* [Task brief]: Filter the listing below, copying every line in which the word "this" appears.

[Data entries]
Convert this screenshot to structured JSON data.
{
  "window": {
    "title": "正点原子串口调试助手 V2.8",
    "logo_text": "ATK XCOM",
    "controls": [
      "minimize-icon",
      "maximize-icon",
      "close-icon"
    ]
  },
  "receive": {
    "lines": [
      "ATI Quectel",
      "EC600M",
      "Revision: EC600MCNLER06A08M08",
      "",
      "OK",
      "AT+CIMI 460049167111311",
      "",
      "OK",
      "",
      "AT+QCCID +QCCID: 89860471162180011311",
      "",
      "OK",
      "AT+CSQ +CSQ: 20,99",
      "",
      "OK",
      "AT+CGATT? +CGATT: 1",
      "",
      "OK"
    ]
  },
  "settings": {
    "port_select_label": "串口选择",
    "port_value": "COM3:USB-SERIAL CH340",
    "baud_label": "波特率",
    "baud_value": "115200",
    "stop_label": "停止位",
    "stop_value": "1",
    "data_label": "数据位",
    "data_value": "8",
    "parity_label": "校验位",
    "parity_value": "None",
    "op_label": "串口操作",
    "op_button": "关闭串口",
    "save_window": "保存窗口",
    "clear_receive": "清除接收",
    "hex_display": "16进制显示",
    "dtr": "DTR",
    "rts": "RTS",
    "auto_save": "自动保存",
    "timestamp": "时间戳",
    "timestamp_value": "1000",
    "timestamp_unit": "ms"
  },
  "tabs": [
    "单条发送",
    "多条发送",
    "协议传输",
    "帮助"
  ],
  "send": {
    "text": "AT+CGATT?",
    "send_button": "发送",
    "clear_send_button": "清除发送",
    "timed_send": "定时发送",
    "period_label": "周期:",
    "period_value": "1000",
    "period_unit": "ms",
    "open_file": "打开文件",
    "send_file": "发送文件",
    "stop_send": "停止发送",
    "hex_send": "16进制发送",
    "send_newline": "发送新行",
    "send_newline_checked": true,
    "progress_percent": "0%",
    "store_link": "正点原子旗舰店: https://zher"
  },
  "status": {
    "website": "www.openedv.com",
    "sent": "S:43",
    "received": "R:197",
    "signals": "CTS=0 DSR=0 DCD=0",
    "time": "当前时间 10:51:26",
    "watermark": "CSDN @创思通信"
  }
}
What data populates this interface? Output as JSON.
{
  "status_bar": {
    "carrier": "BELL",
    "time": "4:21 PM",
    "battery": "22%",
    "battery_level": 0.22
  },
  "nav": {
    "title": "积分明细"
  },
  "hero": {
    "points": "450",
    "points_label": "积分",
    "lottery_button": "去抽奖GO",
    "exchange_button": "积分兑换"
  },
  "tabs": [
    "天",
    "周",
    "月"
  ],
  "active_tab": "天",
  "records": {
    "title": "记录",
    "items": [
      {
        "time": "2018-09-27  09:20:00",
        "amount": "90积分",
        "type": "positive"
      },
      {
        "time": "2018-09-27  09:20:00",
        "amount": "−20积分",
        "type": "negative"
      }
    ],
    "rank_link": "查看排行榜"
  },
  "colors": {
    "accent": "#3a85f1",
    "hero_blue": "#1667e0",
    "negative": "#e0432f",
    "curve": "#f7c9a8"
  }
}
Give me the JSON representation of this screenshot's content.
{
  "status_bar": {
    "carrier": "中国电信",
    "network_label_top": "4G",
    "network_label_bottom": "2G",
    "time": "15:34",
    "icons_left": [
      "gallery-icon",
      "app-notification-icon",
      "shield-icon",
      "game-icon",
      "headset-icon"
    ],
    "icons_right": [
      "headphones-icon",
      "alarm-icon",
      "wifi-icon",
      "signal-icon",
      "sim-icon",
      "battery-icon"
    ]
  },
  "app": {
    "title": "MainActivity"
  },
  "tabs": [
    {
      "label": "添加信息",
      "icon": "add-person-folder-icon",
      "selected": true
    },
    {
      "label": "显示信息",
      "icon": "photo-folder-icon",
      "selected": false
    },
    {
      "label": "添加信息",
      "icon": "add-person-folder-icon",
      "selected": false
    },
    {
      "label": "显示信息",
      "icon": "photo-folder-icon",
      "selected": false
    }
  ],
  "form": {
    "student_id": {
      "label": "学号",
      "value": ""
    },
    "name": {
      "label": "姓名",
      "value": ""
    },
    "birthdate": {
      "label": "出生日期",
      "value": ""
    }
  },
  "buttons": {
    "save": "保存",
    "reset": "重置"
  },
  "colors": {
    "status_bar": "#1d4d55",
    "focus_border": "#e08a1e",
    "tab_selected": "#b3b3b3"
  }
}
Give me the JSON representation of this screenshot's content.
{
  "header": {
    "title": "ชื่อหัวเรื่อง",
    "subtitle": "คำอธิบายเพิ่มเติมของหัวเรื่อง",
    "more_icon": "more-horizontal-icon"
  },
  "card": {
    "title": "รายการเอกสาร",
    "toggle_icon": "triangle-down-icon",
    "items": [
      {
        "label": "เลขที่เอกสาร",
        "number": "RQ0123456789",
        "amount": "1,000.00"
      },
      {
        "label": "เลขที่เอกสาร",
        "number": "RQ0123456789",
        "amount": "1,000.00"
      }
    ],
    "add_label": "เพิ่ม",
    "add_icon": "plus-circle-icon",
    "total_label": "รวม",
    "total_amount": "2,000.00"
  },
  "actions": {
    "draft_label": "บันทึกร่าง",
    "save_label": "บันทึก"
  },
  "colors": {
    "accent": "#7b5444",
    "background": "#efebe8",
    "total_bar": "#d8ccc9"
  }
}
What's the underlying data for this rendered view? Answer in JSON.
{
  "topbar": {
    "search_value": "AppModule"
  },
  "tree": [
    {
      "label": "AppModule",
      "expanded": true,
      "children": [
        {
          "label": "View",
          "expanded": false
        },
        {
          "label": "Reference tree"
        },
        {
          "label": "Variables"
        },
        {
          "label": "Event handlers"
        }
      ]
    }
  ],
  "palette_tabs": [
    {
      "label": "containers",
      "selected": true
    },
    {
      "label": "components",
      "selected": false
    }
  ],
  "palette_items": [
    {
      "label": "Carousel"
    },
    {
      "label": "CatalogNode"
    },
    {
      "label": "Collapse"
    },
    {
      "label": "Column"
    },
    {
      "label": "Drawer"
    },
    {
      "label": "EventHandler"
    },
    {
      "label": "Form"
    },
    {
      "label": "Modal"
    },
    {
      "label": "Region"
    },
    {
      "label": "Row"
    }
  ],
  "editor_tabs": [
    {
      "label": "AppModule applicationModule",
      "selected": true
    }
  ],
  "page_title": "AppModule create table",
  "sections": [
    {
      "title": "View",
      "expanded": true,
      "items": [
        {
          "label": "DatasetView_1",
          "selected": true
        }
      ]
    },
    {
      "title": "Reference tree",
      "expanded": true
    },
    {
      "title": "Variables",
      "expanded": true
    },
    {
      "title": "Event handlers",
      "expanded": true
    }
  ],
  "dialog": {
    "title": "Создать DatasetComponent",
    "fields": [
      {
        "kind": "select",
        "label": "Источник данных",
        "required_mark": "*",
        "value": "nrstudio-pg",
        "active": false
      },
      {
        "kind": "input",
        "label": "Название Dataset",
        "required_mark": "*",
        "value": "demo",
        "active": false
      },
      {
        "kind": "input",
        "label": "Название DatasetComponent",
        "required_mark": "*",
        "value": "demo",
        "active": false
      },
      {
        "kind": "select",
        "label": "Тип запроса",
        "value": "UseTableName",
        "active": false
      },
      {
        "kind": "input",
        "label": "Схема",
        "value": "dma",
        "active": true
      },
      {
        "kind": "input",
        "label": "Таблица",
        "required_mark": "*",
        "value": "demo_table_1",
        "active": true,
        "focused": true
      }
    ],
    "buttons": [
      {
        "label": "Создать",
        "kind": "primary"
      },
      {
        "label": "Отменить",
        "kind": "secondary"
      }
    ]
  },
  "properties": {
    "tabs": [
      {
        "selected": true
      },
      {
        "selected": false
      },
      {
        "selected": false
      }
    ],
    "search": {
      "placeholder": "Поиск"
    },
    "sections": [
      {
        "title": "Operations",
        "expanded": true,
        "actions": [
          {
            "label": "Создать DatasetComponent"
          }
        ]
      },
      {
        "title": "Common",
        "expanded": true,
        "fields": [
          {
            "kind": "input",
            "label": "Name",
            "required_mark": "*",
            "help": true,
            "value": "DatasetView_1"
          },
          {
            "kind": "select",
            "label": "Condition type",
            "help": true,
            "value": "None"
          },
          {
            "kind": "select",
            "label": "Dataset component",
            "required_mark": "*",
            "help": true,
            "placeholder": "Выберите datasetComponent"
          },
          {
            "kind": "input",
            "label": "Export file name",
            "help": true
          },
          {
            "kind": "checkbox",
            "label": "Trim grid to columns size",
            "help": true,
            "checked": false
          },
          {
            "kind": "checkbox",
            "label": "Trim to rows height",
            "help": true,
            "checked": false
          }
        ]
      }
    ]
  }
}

* [Reply to the exercise]:
Convert this screenshot to structured JSON data.
What data populates this interface? Output as JSON.
Give me the JSON representation of this screenshot's content.
Give me the JSON representation of this screenshot's content.
What's the underlying data for this rendered view? Answer in JSON.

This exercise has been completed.